### RECORDS PROVIDED
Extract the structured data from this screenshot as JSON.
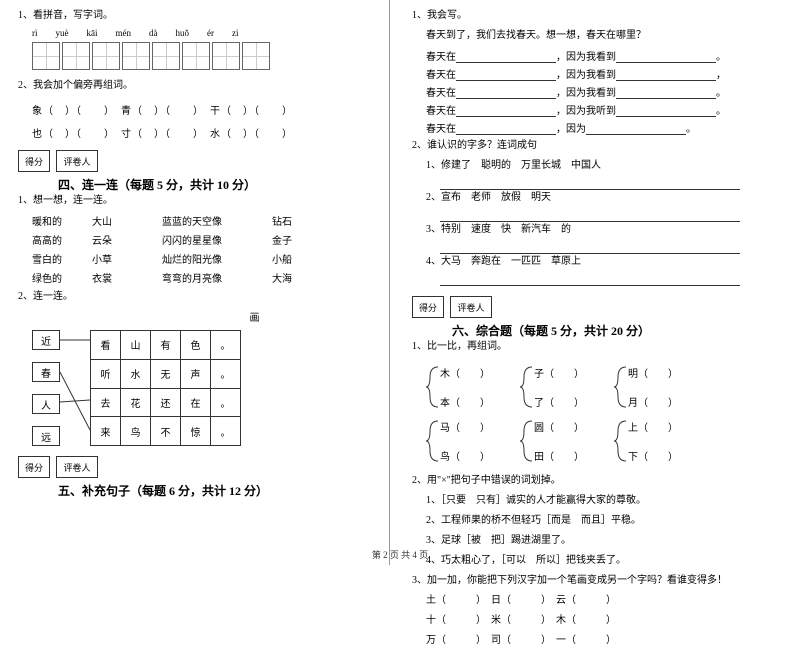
{
  "left": {
    "q1": "1、看拼音，写字词。",
    "pinyin": [
      "rì",
      "yuè",
      "kāi",
      "mén",
      "dà",
      "huǒ",
      "ér",
      "zi"
    ],
    "q2": "2、我会加个偏旁再组词。",
    "radicals_row1": "象（　）（　　）　青（　）（　　）　干（　）（　　）",
    "radicals_row2": "也（　）（　　）　寸（　）（　　）　水（　）（　　）",
    "score_label1": "得分",
    "score_label2": "评卷人",
    "section4": "四、连一连（每题 5 分，共计 10 分）",
    "s4q1": "1、想一想，连一连。",
    "link_rows": [
      [
        "暖和的",
        "大山",
        "蓝蓝的天空像",
        "钻石"
      ],
      [
        "高高的",
        "云朵",
        "闪闪的星星像",
        "金子"
      ],
      [
        "雪白的",
        "小草",
        "灿烂的阳光像",
        "小船"
      ],
      [
        "绿色的",
        "衣裳",
        "弯弯的月亮像",
        "大海"
      ]
    ],
    "s4q2": "2、连一连。",
    "hua": "画",
    "left_boxes": [
      "近",
      "春",
      "人",
      "远"
    ],
    "grid": [
      [
        "看",
        "山",
        "有",
        "色",
        "。"
      ],
      [
        "听",
        "水",
        "无",
        "声",
        "。"
      ],
      [
        "去",
        "花",
        "还",
        "在",
        "。"
      ],
      [
        "来",
        "鸟",
        "不",
        "惊",
        "。"
      ]
    ],
    "section5": "五、补充句子（每题 6 分，共计 12 分）"
  },
  "right": {
    "q1": "1、我会写。",
    "spring_intro": "春天到了，我们去找春天。想一想，春天在哪里？",
    "spring_lines": [
      [
        "春天在",
        "，因为我看到",
        "。"
      ],
      [
        "春天在",
        "，因为我看到",
        "，"
      ],
      [
        "春天在",
        "，因为我看到",
        "。"
      ],
      [
        "春天在",
        "，因为我听到",
        "。"
      ],
      [
        "春天在",
        "，因为",
        "。"
      ]
    ],
    "q2": "2、谁认识的字多？连词成句",
    "sub1": "1、修建了　聪明的　万里长城　中国人",
    "sub2": "2、宣布　老师　放假　明天",
    "sub3": "3、特别　速度　快　新汽车　的",
    "sub4": "4、大马　奔跑在　一匹匹　草原上",
    "score_label1": "得分",
    "score_label2": "评卷人",
    "section6": "六、综合题（每题 5 分，共计 20 分）",
    "s6q1": "1、比一比，再组词。",
    "brackets1": [
      [
        "木（　　）",
        "本（　　）"
      ],
      [
        "子（　　）",
        "了（　　）"
      ],
      [
        "明（　　）",
        "月（　　）"
      ]
    ],
    "brackets2": [
      [
        "马（　　）",
        "鸟（　　）"
      ],
      [
        "圆（　　）",
        "田（　　）"
      ],
      [
        "上（　　）",
        "下（　　）"
      ]
    ],
    "s6q2": "2、用\"×\"把句子中错误的词划掉。",
    "q2_lines": [
      "1、［只要　只有］诚实的人才能赢得大家的尊敬。",
      "2、工程师果的桥不但轻巧［而是　而且］平稳。",
      "3、足球［被　把］踢进湖里了。",
      "4、巧太粗心了，［可以　所以］把钱夹丢了。"
    ],
    "s6q3": "3、加一加，你能把下列汉字加一个笔画变成另一个字吗？看谁变得多！",
    "q3_lines": [
      "土（　　　）　日（　　　）　云（　　　）",
      "十（　　　）　米（　　　）　木（　　　）",
      "万（　　　）　司（　　　）　一（　　　）"
    ]
  },
  "footer": "第 2 页 共 4 页"
}
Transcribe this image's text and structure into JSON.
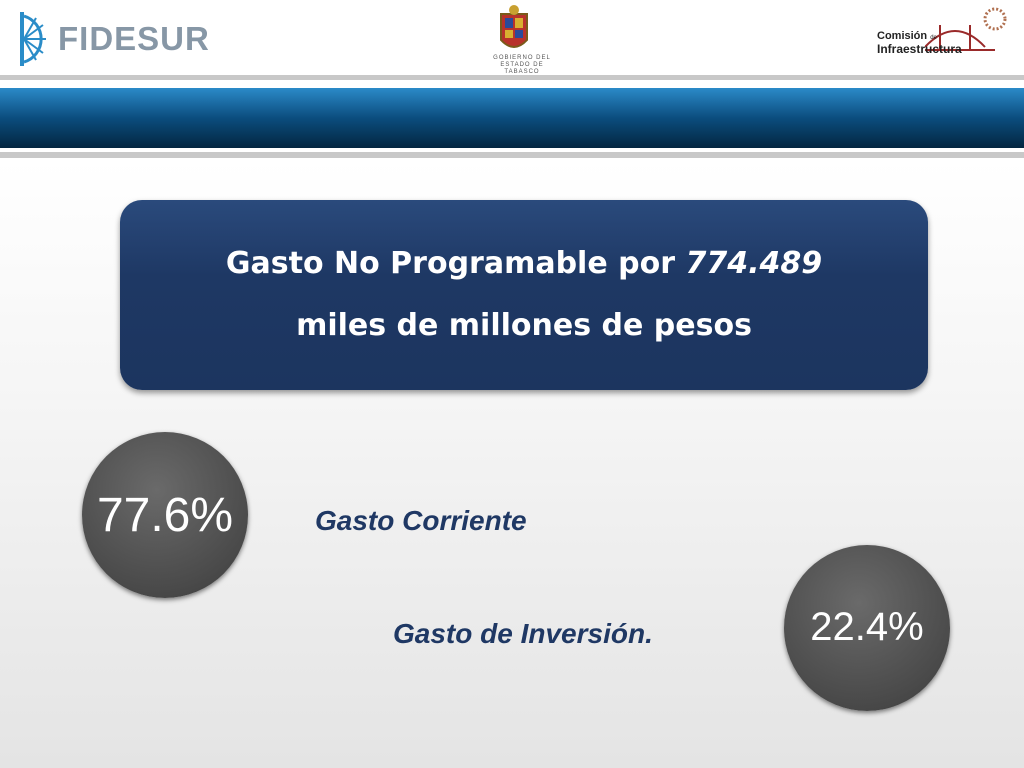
{
  "header": {
    "left_logo": "FIDESUR",
    "center_logo": [
      "GOBIERNO DEL",
      "ESTADO DE",
      "TABASCO"
    ],
    "right_logo": {
      "line1": "Comisión",
      "line1_small": "de",
      "line2": "Infraestructura"
    }
  },
  "box": {
    "line1": "Gasto No Programable por ",
    "line1_amount": "774.489",
    "line2": "miles de millones de pesos"
  },
  "items": [
    {
      "percent": "77.6%",
      "label": "Gasto Corriente"
    },
    {
      "percent": "22.4%",
      "label": "Gasto de Inversión."
    }
  ]
}
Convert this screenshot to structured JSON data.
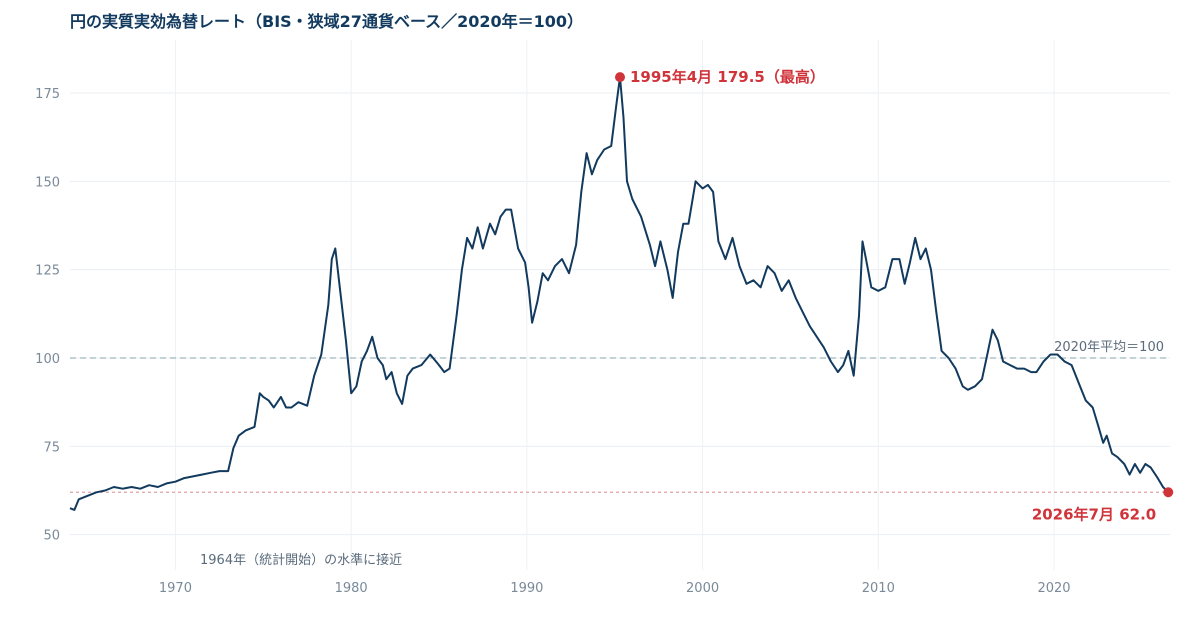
{
  "chart_data": {
    "type": "line",
    "title": "円の実質実効為替レート（BIS・狭域27通貨ベース／2020年＝100）",
    "xlabel": "",
    "ylabel": "",
    "xlim": [
      1964.0,
      2026.6
    ],
    "ylim": [
      40,
      190
    ],
    "x_ticks": [
      1970,
      1980,
      1990,
      2000,
      2010,
      2020
    ],
    "y_ticks": [
      50,
      75,
      100,
      125,
      150,
      175
    ],
    "grid": true,
    "series": [
      {
        "color": "#123a5e",
        "points": [
          [
            1964.0,
            57.5
          ],
          [
            1964.25,
            57.0
          ],
          [
            1964.5,
            60.0
          ],
          [
            1965.0,
            61.0
          ],
          [
            1965.5,
            62.0
          ],
          [
            1966.0,
            62.5
          ],
          [
            1966.5,
            63.5
          ],
          [
            1967.0,
            63.0
          ],
          [
            1967.5,
            63.5
          ],
          [
            1968.0,
            63.0
          ],
          [
            1968.5,
            64.0
          ],
          [
            1969.0,
            63.5
          ],
          [
            1969.5,
            64.5
          ],
          [
            1970.0,
            65.0
          ],
          [
            1970.5,
            66.0
          ],
          [
            1971.0,
            66.5
          ],
          [
            1971.5,
            67.0
          ],
          [
            1972.0,
            67.5
          ],
          [
            1972.5,
            68.0
          ],
          [
            1973.0,
            68.0
          ],
          [
            1973.3,
            74.5
          ],
          [
            1973.6,
            78.0
          ],
          [
            1974.0,
            79.5
          ],
          [
            1974.5,
            80.5
          ],
          [
            1974.8,
            90.0
          ],
          [
            1975.0,
            89.0
          ],
          [
            1975.3,
            88.0
          ],
          [
            1975.6,
            86.0
          ],
          [
            1976.0,
            89.0
          ],
          [
            1976.3,
            86.0
          ],
          [
            1976.6,
            86.0
          ],
          [
            1977.0,
            87.5
          ],
          [
            1977.5,
            86.5
          ],
          [
            1977.9,
            95.0
          ],
          [
            1978.3,
            101.0
          ],
          [
            1978.7,
            115.0
          ],
          [
            1978.9,
            128.0
          ],
          [
            1979.1,
            131.0
          ],
          [
            1979.4,
            118.0
          ],
          [
            1979.7,
            105.0
          ],
          [
            1980.0,
            90.0
          ],
          [
            1980.3,
            92.0
          ],
          [
            1980.6,
            99.0
          ],
          [
            1980.9,
            102.0
          ],
          [
            1981.2,
            106.0
          ],
          [
            1981.5,
            100.0
          ],
          [
            1981.8,
            98.0
          ],
          [
            1982.0,
            94.0
          ],
          [
            1982.3,
            96.0
          ],
          [
            1982.6,
            90.0
          ],
          [
            1982.9,
            87.0
          ],
          [
            1983.2,
            95.0
          ],
          [
            1983.5,
            97.0
          ],
          [
            1984.0,
            98.0
          ],
          [
            1984.5,
            101.0
          ],
          [
            1985.0,
            98.0
          ],
          [
            1985.3,
            96.0
          ],
          [
            1985.6,
            97.0
          ],
          [
            1986.0,
            112.0
          ],
          [
            1986.3,
            125.0
          ],
          [
            1986.6,
            134.0
          ],
          [
            1986.9,
            131.0
          ],
          [
            1987.2,
            137.0
          ],
          [
            1987.5,
            131.0
          ],
          [
            1987.9,
            138.0
          ],
          [
            1988.2,
            135.0
          ],
          [
            1988.5,
            140.0
          ],
          [
            1988.8,
            142.0
          ],
          [
            1989.1,
            142.0
          ],
          [
            1989.5,
            131.0
          ],
          [
            1989.9,
            127.0
          ],
          [
            1990.1,
            120.0
          ],
          [
            1990.3,
            110.0
          ],
          [
            1990.6,
            116.0
          ],
          [
            1990.9,
            124.0
          ],
          [
            1991.2,
            122.0
          ],
          [
            1991.6,
            126.0
          ],
          [
            1992.0,
            128.0
          ],
          [
            1992.4,
            124.0
          ],
          [
            1992.8,
            132.0
          ],
          [
            1993.1,
            147.0
          ],
          [
            1993.4,
            158.0
          ],
          [
            1993.7,
            152.0
          ],
          [
            1994.0,
            156.0
          ],
          [
            1994.4,
            159.0
          ],
          [
            1994.8,
            160.0
          ],
          [
            1995.1,
            172.0
          ],
          [
            1995.3,
            179.5
          ],
          [
            1995.5,
            168.0
          ],
          [
            1995.7,
            150.0
          ],
          [
            1996.0,
            145.0
          ],
          [
            1996.5,
            140.0
          ],
          [
            1997.0,
            132.0
          ],
          [
            1997.3,
            126.0
          ],
          [
            1997.6,
            133.0
          ],
          [
            1998.0,
            125.0
          ],
          [
            1998.3,
            117.0
          ],
          [
            1998.6,
            130.0
          ],
          [
            1998.9,
            138.0
          ],
          [
            1999.2,
            138.0
          ],
          [
            1999.6,
            150.0
          ],
          [
            2000.0,
            148.0
          ],
          [
            2000.3,
            149.0
          ],
          [
            2000.6,
            147.0
          ],
          [
            2000.9,
            133.0
          ],
          [
            2001.3,
            128.0
          ],
          [
            2001.7,
            134.0
          ],
          [
            2002.1,
            126.0
          ],
          [
            2002.5,
            121.0
          ],
          [
            2002.9,
            122.0
          ],
          [
            2003.3,
            120.0
          ],
          [
            2003.7,
            126.0
          ],
          [
            2004.1,
            124.0
          ],
          [
            2004.5,
            119.0
          ],
          [
            2004.9,
            122.0
          ],
          [
            2005.3,
            117.0
          ],
          [
            2005.7,
            113.0
          ],
          [
            2006.1,
            109.0
          ],
          [
            2006.5,
            106.0
          ],
          [
            2006.9,
            103.0
          ],
          [
            2007.3,
            99.0
          ],
          [
            2007.7,
            96.0
          ],
          [
            2008.0,
            98.0
          ],
          [
            2008.3,
            102.0
          ],
          [
            2008.6,
            95.0
          ],
          [
            2008.9,
            112.0
          ],
          [
            2009.1,
            133.0
          ],
          [
            2009.3,
            128.0
          ],
          [
            2009.6,
            120.0
          ],
          [
            2010.0,
            119.0
          ],
          [
            2010.4,
            120.0
          ],
          [
            2010.8,
            128.0
          ],
          [
            2011.2,
            128.0
          ],
          [
            2011.5,
            121.0
          ],
          [
            2011.8,
            127.0
          ],
          [
            2012.1,
            134.0
          ],
          [
            2012.4,
            128.0
          ],
          [
            2012.7,
            131.0
          ],
          [
            2013.0,
            125.0
          ],
          [
            2013.3,
            113.0
          ],
          [
            2013.6,
            102.0
          ],
          [
            2014.0,
            100.0
          ],
          [
            2014.4,
            97.0
          ],
          [
            2014.8,
            92.0
          ],
          [
            2015.1,
            91.0
          ],
          [
            2015.5,
            92.0
          ],
          [
            2015.9,
            94.0
          ],
          [
            2016.2,
            101.0
          ],
          [
            2016.5,
            108.0
          ],
          [
            2016.8,
            105.0
          ],
          [
            2017.1,
            99.0
          ],
          [
            2017.5,
            98.0
          ],
          [
            2017.9,
            97.0
          ],
          [
            2018.3,
            97.0
          ],
          [
            2018.7,
            96.0
          ],
          [
            2019.0,
            96.0
          ],
          [
            2019.4,
            99.0
          ],
          [
            2019.8,
            101.0
          ],
          [
            2020.2,
            101.0
          ],
          [
            2020.6,
            99.0
          ],
          [
            2021.0,
            98.0
          ],
          [
            2021.4,
            93.0
          ],
          [
            2021.8,
            88.0
          ],
          [
            2022.2,
            86.0
          ],
          [
            2022.5,
            81.0
          ],
          [
            2022.8,
            76.0
          ],
          [
            2023.0,
            78.0
          ],
          [
            2023.3,
            73.0
          ],
          [
            2023.6,
            72.0
          ],
          [
            2024.0,
            70.0
          ],
          [
            2024.3,
            67.0
          ],
          [
            2024.6,
            70.0
          ],
          [
            2024.9,
            67.5
          ],
          [
            2025.2,
            70.0
          ],
          [
            2025.5,
            69.0
          ],
          [
            2025.9,
            66.0
          ],
          [
            2026.2,
            63.5
          ],
          [
            2026.5,
            62.0
          ]
        ]
      }
    ],
    "reference_lines": [
      {
        "y": 100,
        "label": "2020年平均＝100",
        "color": "#9fb8be"
      },
      {
        "y": 62.0,
        "label": "",
        "color": "#e0a0a6"
      }
    ],
    "annotations": {
      "peak": {
        "x": 1995.3,
        "y": 179.5,
        "label": "1995年4月 179.5（最高）",
        "color": "#d0343b"
      },
      "latest": {
        "x": 2026.5,
        "y": 62.0,
        "label": "2026年7月 62.0",
        "color": "#d0343b"
      },
      "note": {
        "label": "1964年（統計開始）の水準に接近"
      }
    }
  }
}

### WHAT THE TASK REQUIRES
Say how many lines in the records contain the string "screenshot", and say nothing else.

### TASK RESULT
2